READING TEXT:
By total chance, I stumbled into a total gem of a shop: the Librairie des Alpes in the 6th arr. along the Seine. I highly recommend this book store if you are in Paris and at all interested in alpine climbing/mountaineering and the history of it. I got talking with the store owner and expressed my interest in old manuals for climbing, skiing, mountaineering.

librairie-des-alpes

I am not sure if there are enough shades of blue in the photo. (Photo credit: Scott McKay)

These are not the oldest texts I own, but they are still pretty damn cool. This is the 1934 publication of the Alpinism manual from the French Climbing and Mountaineering Federation. The two volumes together are remarkably comprehensive. The first volume covers the “Science” of alpinism e.g. meteorology, geology, snow science and much more. The second volume covers techniques and skills for alpine travel and climbing. It even had a diagram on how to do a hand-jam. Who said the French don’t climb cracks?

1934 publication of the Alpinism manual from the French Climbing and Mountaineering Federation

1934 publication of the Alpinism manual from the French Climbing and Mountaineering Federation

When I am in Boston, my back pain and leg neuropathy can get quite intolerable from work, driving, and the generally sedentary lifestyle outside of being in a gym/weekends. However, I found my pain levels were much lower when I was in Paris, due to all the walking/standing and not sitting at a desk.  This is a clear job requirement, but it is tricky because I need to move/can’t sit (or stand) for extended periods of time, but I also can’t take on a job that revolves around manual labour.

STORED DATA:

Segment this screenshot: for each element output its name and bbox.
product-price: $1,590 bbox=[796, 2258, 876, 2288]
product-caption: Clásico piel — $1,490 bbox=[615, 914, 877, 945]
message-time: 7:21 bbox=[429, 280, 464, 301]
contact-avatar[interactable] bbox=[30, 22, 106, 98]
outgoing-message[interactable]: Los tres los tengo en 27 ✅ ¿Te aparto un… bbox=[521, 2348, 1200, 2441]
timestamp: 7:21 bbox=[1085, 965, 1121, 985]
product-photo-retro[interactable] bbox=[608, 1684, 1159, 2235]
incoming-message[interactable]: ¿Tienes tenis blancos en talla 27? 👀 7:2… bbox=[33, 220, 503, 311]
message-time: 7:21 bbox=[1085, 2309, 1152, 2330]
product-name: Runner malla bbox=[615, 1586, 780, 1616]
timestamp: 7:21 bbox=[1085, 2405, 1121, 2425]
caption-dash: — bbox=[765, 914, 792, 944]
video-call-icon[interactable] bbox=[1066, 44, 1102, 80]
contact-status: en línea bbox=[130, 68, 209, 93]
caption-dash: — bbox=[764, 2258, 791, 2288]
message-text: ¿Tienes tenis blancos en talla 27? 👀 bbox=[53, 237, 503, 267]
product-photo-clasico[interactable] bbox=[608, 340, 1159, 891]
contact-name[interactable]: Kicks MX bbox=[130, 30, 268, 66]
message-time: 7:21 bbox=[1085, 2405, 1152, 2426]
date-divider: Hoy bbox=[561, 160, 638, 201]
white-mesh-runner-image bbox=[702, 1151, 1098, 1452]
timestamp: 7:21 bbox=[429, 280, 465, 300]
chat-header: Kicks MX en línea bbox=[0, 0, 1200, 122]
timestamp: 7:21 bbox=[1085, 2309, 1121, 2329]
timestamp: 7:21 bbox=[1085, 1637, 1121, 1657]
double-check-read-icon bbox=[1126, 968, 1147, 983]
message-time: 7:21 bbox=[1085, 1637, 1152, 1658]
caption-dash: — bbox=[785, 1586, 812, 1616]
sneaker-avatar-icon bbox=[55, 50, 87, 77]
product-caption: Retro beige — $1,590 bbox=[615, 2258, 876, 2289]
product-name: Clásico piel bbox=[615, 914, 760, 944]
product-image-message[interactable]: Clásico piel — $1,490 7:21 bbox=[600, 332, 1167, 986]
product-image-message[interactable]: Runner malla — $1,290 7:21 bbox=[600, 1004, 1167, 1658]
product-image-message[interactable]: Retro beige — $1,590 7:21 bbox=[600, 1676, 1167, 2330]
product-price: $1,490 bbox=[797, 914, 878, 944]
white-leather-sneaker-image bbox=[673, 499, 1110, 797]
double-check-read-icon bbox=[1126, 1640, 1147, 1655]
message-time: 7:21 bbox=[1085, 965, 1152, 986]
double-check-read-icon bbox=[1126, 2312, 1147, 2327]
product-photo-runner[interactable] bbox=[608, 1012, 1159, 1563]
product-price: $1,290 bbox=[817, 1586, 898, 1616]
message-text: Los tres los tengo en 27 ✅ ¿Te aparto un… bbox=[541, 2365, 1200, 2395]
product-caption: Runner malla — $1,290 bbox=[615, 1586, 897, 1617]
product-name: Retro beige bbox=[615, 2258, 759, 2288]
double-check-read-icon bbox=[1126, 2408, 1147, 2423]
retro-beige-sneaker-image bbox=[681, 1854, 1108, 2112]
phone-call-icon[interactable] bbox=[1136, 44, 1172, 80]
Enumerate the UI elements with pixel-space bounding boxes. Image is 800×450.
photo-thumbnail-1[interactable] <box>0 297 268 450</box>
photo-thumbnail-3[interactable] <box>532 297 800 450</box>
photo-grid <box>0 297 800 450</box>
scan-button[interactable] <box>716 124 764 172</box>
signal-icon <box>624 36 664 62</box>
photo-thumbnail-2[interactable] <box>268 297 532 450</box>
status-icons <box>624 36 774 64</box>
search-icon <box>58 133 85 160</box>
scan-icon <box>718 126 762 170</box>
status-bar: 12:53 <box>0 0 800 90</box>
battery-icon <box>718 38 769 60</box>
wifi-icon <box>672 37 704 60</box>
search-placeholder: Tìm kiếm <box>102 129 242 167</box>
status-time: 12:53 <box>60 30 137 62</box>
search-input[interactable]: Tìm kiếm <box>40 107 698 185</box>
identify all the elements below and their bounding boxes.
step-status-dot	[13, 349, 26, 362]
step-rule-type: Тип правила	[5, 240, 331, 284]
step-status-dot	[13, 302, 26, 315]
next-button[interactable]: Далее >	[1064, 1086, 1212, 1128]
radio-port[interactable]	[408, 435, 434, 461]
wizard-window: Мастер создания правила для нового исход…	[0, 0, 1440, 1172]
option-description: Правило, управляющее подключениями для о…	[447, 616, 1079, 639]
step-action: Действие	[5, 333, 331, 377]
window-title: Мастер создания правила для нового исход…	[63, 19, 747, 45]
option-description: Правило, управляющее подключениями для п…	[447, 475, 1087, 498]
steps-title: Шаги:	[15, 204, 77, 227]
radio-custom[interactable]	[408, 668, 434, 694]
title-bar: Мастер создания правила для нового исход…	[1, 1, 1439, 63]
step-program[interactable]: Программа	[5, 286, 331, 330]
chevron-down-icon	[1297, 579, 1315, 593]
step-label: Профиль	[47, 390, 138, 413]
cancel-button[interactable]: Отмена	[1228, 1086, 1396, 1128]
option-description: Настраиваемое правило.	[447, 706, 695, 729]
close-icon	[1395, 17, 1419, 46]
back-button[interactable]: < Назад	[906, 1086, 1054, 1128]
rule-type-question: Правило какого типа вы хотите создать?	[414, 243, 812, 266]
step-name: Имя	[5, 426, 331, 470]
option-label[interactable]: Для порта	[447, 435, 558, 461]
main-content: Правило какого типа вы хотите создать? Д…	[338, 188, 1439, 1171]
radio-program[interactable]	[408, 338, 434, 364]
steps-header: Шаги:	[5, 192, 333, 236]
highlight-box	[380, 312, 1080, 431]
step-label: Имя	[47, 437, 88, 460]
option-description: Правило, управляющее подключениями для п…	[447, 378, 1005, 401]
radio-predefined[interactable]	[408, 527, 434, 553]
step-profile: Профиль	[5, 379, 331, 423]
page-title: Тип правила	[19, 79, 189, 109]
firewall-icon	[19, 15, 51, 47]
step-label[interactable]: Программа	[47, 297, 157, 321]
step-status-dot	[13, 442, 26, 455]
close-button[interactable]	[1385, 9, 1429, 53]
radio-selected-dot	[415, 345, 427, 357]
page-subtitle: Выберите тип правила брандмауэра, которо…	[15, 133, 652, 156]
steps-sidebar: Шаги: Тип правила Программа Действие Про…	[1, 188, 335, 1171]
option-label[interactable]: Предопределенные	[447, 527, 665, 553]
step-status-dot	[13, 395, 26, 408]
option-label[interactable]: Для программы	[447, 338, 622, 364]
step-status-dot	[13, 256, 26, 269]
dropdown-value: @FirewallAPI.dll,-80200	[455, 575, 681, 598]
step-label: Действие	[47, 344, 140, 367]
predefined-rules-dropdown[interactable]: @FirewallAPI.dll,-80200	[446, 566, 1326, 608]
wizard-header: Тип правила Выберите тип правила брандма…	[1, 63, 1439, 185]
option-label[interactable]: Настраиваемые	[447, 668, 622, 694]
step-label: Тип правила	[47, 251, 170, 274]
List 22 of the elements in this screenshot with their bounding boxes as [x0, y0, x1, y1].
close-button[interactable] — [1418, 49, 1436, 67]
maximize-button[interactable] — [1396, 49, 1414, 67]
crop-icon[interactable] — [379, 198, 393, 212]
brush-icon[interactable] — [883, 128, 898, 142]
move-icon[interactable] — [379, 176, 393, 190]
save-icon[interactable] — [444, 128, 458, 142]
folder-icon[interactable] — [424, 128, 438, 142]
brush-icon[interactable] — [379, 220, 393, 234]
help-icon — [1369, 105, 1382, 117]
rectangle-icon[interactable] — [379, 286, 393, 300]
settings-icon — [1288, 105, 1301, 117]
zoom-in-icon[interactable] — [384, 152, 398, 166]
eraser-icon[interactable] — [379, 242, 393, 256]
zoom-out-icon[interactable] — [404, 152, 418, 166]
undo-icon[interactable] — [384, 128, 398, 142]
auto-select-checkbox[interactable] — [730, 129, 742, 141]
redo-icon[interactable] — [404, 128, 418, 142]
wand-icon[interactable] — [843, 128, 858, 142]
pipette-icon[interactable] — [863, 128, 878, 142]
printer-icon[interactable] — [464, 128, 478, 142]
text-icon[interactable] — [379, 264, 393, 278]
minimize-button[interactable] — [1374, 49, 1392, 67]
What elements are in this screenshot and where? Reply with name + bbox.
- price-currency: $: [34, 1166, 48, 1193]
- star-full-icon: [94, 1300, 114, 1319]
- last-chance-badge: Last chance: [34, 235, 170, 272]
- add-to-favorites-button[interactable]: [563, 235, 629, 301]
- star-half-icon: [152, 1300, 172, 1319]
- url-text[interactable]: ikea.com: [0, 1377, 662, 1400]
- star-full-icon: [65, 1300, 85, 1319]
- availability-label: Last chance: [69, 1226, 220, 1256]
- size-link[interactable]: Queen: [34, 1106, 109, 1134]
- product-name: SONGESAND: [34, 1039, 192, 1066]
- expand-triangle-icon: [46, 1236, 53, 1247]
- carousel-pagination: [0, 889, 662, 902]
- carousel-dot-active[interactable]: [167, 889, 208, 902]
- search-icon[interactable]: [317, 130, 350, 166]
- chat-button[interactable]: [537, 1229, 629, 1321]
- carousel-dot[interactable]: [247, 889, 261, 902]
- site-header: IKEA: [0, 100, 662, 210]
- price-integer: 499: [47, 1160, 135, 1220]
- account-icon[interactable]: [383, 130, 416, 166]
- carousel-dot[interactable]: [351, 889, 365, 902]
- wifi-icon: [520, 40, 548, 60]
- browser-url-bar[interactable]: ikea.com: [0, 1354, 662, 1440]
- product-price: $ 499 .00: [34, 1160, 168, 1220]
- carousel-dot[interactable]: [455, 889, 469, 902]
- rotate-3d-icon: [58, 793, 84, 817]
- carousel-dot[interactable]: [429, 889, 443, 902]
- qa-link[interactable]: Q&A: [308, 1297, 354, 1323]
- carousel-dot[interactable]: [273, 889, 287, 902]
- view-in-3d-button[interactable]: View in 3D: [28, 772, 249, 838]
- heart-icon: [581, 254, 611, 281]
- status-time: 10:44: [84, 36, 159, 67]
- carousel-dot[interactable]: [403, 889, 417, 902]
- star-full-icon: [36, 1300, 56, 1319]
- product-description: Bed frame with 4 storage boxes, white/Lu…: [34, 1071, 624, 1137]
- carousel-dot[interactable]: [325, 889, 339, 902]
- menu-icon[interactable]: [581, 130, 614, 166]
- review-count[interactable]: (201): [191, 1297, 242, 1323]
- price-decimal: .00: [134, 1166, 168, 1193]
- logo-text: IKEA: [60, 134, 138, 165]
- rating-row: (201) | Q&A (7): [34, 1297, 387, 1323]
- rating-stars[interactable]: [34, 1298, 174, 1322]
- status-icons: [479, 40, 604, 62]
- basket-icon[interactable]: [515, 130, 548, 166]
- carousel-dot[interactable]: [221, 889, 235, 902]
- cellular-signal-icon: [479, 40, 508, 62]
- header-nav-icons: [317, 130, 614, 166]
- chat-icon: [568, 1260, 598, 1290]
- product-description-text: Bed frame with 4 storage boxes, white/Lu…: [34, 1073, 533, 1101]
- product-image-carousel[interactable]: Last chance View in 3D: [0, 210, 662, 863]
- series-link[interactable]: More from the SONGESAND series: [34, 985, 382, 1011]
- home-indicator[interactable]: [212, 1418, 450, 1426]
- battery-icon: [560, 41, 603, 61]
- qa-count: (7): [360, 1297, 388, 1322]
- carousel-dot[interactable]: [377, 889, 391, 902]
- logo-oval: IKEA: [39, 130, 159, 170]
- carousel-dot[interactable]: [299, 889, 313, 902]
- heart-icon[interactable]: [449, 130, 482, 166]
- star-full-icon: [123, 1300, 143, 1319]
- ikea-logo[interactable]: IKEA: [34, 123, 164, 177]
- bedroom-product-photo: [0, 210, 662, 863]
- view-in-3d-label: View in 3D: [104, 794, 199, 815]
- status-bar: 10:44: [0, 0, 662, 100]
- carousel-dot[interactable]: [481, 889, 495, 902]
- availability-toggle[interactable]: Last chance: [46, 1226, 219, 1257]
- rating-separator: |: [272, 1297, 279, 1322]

WHAT YOU HAVE TO DO:
Answer these questions from the Paris bookshop text above.
1. In which arrondissement of Paris is the Librairie des Alpes located?
2. What does the second volume of the 1934 Alpinism manual cover?
3. In which city did the writer find their pain levels much lower?

ANSWER TO THE PROBLEM:
1. The 6th arrondissement.
2. Techniques and skills for alpine travel and climbing.
3. Paris.